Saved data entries
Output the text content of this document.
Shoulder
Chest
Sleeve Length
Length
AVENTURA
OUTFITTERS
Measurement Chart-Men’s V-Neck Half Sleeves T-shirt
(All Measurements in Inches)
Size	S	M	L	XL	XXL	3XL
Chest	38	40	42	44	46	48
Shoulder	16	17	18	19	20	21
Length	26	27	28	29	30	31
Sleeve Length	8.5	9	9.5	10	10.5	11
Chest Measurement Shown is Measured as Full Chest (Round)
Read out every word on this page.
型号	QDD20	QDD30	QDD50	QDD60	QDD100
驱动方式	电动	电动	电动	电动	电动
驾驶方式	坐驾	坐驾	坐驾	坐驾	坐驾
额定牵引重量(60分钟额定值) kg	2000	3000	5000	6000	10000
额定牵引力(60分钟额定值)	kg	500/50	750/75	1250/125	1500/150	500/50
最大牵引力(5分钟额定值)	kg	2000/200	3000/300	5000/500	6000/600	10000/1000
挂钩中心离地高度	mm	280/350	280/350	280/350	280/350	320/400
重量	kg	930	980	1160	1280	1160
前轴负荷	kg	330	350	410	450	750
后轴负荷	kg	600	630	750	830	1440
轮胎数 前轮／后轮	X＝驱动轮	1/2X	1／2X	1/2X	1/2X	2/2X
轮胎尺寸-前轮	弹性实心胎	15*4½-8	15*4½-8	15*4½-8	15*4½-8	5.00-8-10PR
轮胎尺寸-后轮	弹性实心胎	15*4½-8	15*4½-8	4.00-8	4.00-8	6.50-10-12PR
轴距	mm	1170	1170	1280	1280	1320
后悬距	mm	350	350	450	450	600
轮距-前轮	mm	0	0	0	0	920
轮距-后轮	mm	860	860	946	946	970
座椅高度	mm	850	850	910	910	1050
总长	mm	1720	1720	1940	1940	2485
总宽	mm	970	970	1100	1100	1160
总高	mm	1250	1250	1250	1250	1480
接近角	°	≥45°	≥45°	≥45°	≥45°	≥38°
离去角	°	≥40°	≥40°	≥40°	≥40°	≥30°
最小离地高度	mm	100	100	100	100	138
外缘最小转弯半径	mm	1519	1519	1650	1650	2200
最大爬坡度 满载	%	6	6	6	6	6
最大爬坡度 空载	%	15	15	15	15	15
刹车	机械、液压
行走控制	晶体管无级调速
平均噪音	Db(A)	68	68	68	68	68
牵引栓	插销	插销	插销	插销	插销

● TASK INSTRUCTIONS
Copy each line of the records above that carries the word "Length".

● OUTPUT OF THE TASK
Sleeve Length
Length
Length	26	27	28	29	30	31
Sleeve Length	8.5	9	9.5	10	10.5	11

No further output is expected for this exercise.